TASK DIRECTIONS |
Every line of the material below should be repeated exactly.

[BEGIN]

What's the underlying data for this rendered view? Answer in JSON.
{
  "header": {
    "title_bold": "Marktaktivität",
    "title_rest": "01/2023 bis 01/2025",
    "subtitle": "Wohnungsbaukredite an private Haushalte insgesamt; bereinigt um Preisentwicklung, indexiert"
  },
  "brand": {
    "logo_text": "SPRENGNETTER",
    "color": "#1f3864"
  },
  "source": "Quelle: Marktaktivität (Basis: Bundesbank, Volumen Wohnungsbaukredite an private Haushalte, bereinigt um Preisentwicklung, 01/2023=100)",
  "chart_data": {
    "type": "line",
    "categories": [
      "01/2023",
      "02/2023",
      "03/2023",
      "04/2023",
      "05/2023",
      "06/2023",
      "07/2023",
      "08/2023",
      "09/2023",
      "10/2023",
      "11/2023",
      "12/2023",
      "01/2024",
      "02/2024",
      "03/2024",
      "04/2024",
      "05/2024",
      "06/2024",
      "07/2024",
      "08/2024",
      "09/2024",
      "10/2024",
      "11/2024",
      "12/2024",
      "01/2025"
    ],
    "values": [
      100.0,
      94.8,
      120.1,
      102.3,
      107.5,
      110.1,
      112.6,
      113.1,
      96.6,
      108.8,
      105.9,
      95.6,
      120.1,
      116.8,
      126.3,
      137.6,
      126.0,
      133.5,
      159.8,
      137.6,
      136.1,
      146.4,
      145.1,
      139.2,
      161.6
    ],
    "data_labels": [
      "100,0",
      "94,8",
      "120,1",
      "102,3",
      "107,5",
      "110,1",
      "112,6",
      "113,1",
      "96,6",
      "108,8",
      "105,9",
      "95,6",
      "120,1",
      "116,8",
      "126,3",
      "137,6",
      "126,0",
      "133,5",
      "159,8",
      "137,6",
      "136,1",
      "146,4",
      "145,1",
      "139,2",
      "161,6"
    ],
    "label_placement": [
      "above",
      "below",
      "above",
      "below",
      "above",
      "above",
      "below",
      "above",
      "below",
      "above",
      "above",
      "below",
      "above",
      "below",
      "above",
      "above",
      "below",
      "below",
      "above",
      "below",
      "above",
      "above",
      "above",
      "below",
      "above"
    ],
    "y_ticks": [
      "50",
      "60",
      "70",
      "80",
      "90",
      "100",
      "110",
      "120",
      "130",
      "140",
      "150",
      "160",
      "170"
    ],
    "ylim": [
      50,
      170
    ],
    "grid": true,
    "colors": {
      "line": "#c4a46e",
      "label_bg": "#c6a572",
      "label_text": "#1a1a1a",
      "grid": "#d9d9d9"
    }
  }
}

[END]

EXERCISE RESULT |
What's the underlying data for this rendered view? Answer in JSON.
{
  "header": {
    "title_bold": "Marktaktivität",
    "title_rest": "01/2023 bis 01/2025",
    "subtitle": "Wohnungsbaukredite an private Haushalte insgesamt; bereinigt um Preisentwicklung, indexiert"
  },
  "brand": {
    "logo_text": "SPRENGNETTER",
    "color": "#1f3864"
  },
  "source": "Quelle: Marktaktivität (Basis: Bundesbank, Volumen Wohnungsbaukredite an private Haushalte, bereinigt um Preisentwicklung, 01/2023=100)",
  "chart_data": {
    "type": "line",
    "categories": [
      "01/2023",
      "02/2023",
      "03/2023",
      "04/2023",
      "05/2023",
      "06/2023",
      "07/2023",
      "08/2023",
      "09/2023",
      "10/2023",
      "11/2023",
      "12/2023",
      "01/2024",
      "02/2024",
      "03/2024",
      "04/2024",
      "05/2024",
      "06/2024",
      "07/2024",
      "08/2024",
      "09/2024",
      "10/2024",
      "11/2024",
      "12/2024",
      "01/2025"
    ],
    "values": [
      100.0,
      94.8,
      120.1,
      102.3,
      107.5,
      110.1,
      112.6,
      113.1,
      96.6,
      108.8,
      105.9,
      95.6,
      120.1,
      116.8,
      126.3,
      137.6,
      126.0,
      133.5,
      159.8,
      137.6,
      136.1,
      146.4,
      145.1,
      139.2,
      161.6
    ],
    "data_labels": [
      "100,0",
      "94,8",
      "120,1",
      "102,3",
      "107,5",
      "110,1",
      "112,6",
      "113,1",
      "96,6",
      "108,8",
      "105,9",
      "95,6",
      "120,1",
      "116,8",
      "126,3",
      "137,6",
      "126,0",
      "133,5",
      "159,8",
      "137,6",
      "136,1",
      "146,4",
      "145,1",
      "139,2",
      "161,6"
    ],
    "label_placement": [
      "above",
      "below",
      "above",
      "below",
      "above",
      "above",
      "below",
      "above",
      "below",
      "above",
      "above",
      "below",
      "above",
      "below",
      "above",
      "above",
      "below",
      "below",
      "above",
      "below",
      "above",
      "above",
      "above",
      "below",
      "above"
    ],
    "y_ticks": [
      "50",
      "60",
      "70",
      "80",
      "90",
      "100",
      "110",
      "120",
      "130",
      "140",
      "150",
      "160",
      "170"
    ],
    "ylim": [
      50,
      170
    ],
    "grid": true,
    "colors": {
      "line": "#c4a46e",
      "label_bg": "#c6a572",
      "label_text": "#1a1a1a",
      "grid": "#d9d9d9"
    }
  }
}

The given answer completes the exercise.